> **EXERCISE DETAILS**: Scan the data for lines with "fxjgsw" and report the count by itself.

· · · · · · ·

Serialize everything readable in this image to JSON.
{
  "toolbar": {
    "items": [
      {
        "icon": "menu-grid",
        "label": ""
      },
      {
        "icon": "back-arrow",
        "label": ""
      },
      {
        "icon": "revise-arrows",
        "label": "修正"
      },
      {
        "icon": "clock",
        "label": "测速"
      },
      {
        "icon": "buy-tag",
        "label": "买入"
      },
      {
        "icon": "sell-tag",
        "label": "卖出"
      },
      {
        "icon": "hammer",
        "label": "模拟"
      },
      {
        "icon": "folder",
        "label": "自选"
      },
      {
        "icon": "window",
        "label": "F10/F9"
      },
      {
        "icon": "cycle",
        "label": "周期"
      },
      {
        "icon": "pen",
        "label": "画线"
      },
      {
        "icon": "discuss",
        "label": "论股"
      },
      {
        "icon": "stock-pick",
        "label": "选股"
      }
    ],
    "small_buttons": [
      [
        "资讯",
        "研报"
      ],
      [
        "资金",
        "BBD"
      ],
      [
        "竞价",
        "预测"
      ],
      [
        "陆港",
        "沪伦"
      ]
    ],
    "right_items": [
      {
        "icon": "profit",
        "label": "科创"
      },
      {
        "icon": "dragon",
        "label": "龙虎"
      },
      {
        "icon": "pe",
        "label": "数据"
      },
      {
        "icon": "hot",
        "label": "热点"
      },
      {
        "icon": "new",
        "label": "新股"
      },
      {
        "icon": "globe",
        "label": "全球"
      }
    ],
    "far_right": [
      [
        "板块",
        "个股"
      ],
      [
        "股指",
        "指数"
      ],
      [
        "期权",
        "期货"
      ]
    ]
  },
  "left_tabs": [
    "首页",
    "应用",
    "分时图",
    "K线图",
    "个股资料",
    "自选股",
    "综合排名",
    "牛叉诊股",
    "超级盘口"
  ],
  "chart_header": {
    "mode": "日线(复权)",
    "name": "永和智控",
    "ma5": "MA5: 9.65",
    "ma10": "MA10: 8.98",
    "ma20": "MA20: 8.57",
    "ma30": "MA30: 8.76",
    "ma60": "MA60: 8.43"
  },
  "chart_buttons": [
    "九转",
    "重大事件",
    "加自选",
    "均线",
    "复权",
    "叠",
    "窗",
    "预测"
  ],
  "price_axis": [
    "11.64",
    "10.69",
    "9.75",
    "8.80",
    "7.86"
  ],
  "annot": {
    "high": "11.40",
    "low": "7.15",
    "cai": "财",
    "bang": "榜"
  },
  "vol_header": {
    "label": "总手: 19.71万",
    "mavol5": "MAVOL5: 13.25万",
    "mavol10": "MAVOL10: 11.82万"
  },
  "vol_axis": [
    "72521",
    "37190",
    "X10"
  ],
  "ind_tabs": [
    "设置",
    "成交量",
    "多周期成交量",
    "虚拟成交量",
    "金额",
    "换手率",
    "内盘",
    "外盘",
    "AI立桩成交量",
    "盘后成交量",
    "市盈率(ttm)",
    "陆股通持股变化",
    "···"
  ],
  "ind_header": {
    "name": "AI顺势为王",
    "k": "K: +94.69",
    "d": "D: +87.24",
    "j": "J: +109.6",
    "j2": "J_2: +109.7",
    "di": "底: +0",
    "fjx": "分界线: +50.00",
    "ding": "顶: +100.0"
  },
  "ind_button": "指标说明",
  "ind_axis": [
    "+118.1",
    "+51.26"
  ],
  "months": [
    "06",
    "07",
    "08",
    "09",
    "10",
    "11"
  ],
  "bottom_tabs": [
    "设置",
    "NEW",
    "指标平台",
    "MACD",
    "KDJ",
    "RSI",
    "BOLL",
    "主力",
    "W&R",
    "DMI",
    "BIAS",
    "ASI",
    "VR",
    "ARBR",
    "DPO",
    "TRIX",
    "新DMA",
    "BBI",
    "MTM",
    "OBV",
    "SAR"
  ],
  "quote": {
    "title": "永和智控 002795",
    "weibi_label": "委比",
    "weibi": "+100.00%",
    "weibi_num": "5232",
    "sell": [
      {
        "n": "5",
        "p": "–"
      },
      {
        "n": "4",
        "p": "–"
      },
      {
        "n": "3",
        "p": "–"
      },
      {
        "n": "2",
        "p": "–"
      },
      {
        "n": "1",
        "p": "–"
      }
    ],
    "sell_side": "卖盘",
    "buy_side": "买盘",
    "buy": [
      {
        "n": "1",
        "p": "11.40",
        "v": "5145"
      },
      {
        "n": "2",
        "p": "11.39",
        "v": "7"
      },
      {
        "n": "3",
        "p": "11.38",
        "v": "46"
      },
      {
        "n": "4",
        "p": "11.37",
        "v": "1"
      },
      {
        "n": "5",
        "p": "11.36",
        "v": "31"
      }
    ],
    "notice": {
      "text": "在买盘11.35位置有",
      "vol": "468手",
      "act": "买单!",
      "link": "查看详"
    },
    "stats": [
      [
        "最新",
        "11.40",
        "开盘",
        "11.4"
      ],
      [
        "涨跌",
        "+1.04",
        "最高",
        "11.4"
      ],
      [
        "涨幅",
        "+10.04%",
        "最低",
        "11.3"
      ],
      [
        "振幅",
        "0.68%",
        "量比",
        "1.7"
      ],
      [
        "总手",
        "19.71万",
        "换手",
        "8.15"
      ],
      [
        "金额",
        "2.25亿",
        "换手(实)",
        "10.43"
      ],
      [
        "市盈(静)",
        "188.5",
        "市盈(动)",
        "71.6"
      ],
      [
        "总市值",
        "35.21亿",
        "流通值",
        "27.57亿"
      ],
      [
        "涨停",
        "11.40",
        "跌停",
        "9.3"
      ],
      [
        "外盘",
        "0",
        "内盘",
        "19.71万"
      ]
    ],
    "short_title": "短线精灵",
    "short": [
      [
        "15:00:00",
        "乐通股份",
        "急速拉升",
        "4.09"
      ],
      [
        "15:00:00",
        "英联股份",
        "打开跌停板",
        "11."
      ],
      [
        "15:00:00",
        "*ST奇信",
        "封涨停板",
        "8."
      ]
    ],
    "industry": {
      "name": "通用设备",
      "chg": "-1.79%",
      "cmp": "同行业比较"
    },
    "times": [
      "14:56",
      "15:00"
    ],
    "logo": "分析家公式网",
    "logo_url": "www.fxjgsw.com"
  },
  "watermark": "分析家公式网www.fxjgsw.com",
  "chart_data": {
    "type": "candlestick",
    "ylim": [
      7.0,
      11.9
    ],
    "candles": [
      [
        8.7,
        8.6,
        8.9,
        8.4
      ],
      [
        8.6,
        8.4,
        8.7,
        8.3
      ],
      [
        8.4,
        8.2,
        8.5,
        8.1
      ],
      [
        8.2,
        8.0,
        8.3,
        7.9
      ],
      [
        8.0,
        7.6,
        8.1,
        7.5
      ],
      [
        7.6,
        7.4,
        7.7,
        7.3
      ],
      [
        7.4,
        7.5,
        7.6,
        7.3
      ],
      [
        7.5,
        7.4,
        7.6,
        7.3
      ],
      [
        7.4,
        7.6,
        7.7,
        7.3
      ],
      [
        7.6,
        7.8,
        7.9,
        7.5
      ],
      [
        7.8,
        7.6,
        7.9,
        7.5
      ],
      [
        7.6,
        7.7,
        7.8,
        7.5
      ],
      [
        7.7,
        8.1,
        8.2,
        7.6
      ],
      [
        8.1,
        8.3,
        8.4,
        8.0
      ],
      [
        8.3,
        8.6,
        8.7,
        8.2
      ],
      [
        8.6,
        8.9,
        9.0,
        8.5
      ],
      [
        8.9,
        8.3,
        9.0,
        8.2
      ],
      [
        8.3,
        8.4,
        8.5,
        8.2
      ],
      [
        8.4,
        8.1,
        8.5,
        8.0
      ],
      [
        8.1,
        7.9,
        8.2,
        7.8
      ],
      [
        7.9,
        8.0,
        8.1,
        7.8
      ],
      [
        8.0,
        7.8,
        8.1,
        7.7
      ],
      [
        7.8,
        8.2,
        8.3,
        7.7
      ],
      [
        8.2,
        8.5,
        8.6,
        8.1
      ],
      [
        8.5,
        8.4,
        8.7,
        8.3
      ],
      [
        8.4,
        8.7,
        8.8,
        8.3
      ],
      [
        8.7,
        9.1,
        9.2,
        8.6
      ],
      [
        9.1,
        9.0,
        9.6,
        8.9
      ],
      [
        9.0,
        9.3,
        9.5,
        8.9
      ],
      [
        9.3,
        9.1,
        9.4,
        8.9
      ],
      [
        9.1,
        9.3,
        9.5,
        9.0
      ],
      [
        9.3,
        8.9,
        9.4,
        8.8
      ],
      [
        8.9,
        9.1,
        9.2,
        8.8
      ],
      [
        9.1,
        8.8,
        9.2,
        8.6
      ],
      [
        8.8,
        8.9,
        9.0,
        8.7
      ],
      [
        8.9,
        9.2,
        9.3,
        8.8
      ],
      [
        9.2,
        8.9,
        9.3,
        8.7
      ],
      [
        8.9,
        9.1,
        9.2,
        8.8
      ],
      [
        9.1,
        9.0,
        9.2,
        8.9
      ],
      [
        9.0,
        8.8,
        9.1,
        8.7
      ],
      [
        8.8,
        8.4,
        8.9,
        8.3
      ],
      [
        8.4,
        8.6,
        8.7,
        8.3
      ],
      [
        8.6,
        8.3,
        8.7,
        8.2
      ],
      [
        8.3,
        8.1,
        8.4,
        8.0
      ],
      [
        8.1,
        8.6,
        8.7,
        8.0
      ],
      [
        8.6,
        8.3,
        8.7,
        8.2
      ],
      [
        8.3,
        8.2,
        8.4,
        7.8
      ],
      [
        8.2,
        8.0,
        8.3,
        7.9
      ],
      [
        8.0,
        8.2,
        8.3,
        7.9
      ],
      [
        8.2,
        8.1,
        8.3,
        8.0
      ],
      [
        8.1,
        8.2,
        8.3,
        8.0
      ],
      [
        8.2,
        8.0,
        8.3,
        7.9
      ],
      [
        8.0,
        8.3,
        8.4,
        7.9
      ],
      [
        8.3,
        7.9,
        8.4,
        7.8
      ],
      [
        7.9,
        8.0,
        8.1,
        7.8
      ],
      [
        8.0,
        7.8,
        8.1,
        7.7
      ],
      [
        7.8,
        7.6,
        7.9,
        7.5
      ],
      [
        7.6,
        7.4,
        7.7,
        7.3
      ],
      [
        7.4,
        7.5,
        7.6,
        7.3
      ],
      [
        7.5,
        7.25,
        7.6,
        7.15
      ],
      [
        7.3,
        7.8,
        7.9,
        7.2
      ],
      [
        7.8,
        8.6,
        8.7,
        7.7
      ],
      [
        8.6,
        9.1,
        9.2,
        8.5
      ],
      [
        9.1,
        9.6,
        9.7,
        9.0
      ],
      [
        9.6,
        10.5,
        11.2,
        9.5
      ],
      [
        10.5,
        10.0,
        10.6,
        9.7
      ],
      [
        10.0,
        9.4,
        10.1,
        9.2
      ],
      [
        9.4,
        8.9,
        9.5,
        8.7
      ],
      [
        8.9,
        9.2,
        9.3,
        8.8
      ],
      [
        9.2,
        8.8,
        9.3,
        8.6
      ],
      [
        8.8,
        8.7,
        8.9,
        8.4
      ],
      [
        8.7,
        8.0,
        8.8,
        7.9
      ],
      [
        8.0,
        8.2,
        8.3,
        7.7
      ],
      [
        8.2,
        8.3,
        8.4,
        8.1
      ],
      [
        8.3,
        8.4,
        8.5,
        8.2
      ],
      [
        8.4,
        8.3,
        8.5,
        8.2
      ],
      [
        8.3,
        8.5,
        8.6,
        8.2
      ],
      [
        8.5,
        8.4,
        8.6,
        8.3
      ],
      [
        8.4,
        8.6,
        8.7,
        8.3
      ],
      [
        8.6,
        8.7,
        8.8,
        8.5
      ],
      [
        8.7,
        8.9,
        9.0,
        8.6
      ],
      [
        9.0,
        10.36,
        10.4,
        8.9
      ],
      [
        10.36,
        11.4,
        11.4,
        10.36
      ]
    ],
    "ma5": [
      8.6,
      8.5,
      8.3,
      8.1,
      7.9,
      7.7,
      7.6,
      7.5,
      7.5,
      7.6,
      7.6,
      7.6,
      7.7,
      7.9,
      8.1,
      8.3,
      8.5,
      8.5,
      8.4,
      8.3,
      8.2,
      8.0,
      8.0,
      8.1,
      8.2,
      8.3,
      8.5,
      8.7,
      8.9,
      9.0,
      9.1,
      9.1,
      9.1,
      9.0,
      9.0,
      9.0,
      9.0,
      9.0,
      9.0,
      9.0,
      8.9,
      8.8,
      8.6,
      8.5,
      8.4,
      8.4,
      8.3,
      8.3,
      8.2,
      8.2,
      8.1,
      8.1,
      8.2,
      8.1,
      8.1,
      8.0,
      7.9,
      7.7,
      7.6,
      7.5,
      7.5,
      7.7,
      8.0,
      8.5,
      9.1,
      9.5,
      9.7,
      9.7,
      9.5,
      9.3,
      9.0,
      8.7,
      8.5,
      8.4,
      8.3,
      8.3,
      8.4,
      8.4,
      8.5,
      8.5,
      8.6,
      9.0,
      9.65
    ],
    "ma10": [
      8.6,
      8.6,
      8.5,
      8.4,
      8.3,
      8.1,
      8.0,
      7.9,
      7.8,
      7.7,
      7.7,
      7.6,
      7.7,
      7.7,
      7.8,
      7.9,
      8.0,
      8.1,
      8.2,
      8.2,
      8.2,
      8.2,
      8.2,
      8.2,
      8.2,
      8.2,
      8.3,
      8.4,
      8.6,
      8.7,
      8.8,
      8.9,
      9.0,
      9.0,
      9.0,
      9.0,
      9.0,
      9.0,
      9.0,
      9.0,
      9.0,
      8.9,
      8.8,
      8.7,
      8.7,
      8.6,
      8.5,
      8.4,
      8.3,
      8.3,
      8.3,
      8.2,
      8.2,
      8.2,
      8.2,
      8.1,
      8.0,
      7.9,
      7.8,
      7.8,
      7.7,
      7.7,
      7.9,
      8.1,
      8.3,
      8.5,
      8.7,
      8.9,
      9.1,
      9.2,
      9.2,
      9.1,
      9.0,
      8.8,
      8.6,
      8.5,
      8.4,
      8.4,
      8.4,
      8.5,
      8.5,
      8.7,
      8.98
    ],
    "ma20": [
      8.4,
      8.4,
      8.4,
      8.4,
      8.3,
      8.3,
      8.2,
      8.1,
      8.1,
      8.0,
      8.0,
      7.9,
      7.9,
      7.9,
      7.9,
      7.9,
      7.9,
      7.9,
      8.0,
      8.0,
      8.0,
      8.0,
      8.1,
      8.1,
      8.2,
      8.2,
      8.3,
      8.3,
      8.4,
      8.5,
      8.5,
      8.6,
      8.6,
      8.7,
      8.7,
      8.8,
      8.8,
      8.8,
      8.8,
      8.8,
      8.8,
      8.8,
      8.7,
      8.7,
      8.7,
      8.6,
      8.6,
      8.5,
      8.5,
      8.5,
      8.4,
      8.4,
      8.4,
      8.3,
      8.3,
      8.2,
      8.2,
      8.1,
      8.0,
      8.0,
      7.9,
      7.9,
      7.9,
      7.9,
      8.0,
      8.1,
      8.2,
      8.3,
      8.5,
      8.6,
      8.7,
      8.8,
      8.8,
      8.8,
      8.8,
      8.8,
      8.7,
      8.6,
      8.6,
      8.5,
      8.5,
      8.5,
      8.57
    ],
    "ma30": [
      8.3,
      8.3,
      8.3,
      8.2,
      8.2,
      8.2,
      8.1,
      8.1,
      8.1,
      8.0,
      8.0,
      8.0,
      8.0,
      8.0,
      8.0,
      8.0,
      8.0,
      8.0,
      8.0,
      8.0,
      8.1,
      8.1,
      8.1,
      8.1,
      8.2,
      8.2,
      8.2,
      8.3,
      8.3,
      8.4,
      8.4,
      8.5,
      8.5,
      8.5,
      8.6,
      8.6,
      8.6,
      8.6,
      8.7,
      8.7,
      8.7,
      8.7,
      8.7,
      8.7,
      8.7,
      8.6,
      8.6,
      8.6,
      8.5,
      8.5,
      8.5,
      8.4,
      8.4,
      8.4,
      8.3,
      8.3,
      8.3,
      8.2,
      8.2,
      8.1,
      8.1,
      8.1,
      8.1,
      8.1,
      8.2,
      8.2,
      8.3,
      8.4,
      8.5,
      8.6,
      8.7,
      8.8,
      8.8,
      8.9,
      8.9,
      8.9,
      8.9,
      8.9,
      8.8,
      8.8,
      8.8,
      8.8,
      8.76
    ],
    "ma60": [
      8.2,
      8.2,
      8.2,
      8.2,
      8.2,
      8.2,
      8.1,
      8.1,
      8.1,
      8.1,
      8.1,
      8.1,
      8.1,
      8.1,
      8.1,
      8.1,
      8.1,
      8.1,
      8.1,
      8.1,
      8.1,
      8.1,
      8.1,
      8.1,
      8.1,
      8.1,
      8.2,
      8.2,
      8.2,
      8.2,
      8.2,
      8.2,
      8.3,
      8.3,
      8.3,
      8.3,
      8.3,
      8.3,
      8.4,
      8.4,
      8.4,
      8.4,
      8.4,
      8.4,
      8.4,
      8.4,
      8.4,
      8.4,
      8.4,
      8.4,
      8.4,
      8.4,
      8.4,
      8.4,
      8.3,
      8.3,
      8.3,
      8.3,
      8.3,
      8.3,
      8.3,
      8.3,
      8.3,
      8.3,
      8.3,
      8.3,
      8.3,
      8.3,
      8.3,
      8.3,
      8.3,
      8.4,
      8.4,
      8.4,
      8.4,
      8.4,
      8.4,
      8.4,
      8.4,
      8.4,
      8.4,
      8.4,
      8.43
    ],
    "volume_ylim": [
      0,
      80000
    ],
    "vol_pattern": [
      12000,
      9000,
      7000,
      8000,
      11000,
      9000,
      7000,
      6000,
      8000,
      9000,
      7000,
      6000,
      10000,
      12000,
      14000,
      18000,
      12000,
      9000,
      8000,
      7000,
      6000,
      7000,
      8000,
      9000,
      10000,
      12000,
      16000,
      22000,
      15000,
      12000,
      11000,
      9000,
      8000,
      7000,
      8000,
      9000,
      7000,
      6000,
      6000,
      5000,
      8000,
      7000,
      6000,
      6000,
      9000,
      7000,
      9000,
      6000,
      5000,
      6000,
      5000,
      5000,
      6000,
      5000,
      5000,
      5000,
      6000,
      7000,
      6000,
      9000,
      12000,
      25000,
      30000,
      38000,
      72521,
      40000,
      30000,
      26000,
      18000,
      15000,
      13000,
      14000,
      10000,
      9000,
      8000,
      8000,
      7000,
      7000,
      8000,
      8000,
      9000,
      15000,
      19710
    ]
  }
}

· · · · · · ·

> **FINISHED EXERCISE**: 2